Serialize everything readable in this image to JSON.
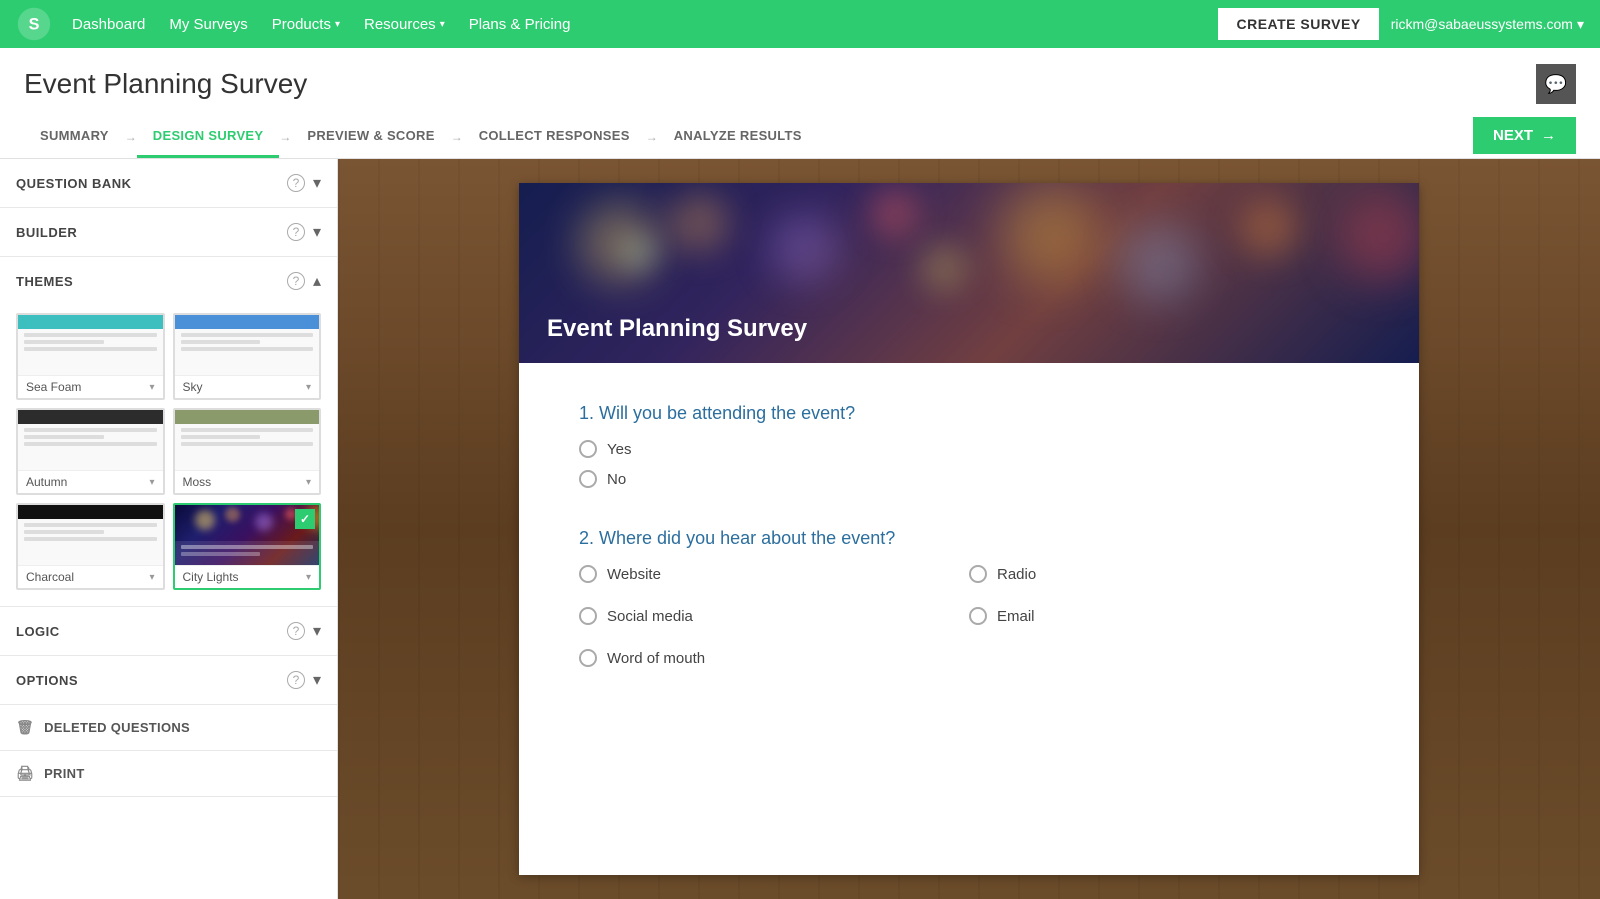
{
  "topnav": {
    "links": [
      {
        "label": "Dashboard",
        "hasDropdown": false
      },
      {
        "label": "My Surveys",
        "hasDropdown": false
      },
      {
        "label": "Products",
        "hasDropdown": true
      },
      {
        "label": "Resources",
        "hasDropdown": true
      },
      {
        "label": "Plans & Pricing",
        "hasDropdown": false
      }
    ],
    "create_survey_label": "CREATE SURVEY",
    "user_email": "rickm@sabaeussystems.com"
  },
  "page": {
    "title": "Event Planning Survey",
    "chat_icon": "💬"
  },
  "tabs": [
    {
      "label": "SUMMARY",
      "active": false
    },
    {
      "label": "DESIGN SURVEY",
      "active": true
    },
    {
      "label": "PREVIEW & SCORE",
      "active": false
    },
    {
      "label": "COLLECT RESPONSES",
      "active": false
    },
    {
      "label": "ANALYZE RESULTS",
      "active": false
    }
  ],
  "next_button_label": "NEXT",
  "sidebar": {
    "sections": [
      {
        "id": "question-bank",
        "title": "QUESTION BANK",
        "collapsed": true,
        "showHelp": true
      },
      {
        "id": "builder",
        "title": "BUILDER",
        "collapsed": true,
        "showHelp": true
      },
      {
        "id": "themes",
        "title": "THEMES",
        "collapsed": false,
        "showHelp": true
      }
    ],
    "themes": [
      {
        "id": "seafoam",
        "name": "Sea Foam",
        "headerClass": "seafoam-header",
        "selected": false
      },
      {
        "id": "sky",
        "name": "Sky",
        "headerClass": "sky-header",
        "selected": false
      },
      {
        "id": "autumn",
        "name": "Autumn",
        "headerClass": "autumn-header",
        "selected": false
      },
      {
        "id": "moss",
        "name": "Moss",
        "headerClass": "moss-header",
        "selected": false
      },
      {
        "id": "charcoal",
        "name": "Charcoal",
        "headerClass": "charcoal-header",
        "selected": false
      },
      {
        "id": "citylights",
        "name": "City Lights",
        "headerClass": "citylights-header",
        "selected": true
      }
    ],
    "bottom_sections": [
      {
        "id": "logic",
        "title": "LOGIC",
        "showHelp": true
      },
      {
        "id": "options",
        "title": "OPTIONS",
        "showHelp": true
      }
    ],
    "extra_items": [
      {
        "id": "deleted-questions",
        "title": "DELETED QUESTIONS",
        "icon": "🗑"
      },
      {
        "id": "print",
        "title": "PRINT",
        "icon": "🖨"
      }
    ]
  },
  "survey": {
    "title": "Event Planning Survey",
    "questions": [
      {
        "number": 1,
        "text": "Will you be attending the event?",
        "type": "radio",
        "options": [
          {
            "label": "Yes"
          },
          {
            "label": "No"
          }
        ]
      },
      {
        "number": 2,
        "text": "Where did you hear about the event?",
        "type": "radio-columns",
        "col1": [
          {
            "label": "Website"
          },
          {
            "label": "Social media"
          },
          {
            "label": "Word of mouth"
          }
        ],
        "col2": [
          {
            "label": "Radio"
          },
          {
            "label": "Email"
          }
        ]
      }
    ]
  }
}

•••••

• EXERCISE: Please set down each line of the data above exactly as written, without the pictures.

• ANSWER TO THE EXERCISE:
Serialize everything readable in this image to JSON.
{
  "topnav": {
    "links": [
      {
        "label": "Dashboard",
        "hasDropdown": false
      },
      {
        "label": "My Surveys",
        "hasDropdown": false
      },
      {
        "label": "Products",
        "hasDropdown": true
      },
      {
        "label": "Resources",
        "hasDropdown": true
      },
      {
        "label": "Plans & Pricing",
        "hasDropdown": false
      }
    ],
    "create_survey_label": "CREATE SURVEY",
    "user_email": "rickm@sabaeussystems.com"
  },
  "page": {
    "title": "Event Planning Survey",
    "chat_icon": "💬"
  },
  "tabs": [
    {
      "label": "SUMMARY",
      "active": false
    },
    {
      "label": "DESIGN SURVEY",
      "active": true
    },
    {
      "label": "PREVIEW & SCORE",
      "active": false
    },
    {
      "label": "COLLECT RESPONSES",
      "active": false
    },
    {
      "label": "ANALYZE RESULTS",
      "active": false
    }
  ],
  "next_button_label": "NEXT",
  "sidebar": {
    "sections": [
      {
        "id": "question-bank",
        "title": "QUESTION BANK",
        "collapsed": true,
        "showHelp": true
      },
      {
        "id": "builder",
        "title": "BUILDER",
        "collapsed": true,
        "showHelp": true
      },
      {
        "id": "themes",
        "title": "THEMES",
        "collapsed": false,
        "showHelp": true
      }
    ],
    "themes": [
      {
        "id": "seafoam",
        "name": "Sea Foam",
        "headerClass": "seafoam-header",
        "selected": false
      },
      {
        "id": "sky",
        "name": "Sky",
        "headerClass": "sky-header",
        "selected": false
      },
      {
        "id": "autumn",
        "name": "Autumn",
        "headerClass": "autumn-header",
        "selected": false
      },
      {
        "id": "moss",
        "name": "Moss",
        "headerClass": "moss-header",
        "selected": false
      },
      {
        "id": "charcoal",
        "name": "Charcoal",
        "headerClass": "charcoal-header",
        "selected": false
      },
      {
        "id": "citylights",
        "name": "City Lights",
        "headerClass": "citylights-header",
        "selected": true
      }
    ],
    "bottom_sections": [
      {
        "id": "logic",
        "title": "LOGIC",
        "showHelp": true
      },
      {
        "id": "options",
        "title": "OPTIONS",
        "showHelp": true
      }
    ],
    "extra_items": [
      {
        "id": "deleted-questions",
        "title": "DELETED QUESTIONS",
        "icon": "🗑"
      },
      {
        "id": "print",
        "title": "PRINT",
        "icon": "🖨"
      }
    ]
  },
  "survey": {
    "title": "Event Planning Survey",
    "questions": [
      {
        "number": 1,
        "text": "Will you be attending the event?",
        "type": "radio",
        "options": [
          {
            "label": "Yes"
          },
          {
            "label": "No"
          }
        ]
      },
      {
        "number": 2,
        "text": "Where did you hear about the event?",
        "type": "radio-columns",
        "col1": [
          {
            "label": "Website"
          },
          {
            "label": "Social media"
          },
          {
            "label": "Word of mouth"
          }
        ],
        "col2": [
          {
            "label": "Radio"
          },
          {
            "label": "Email"
          }
        ]
      }
    ]
  }
}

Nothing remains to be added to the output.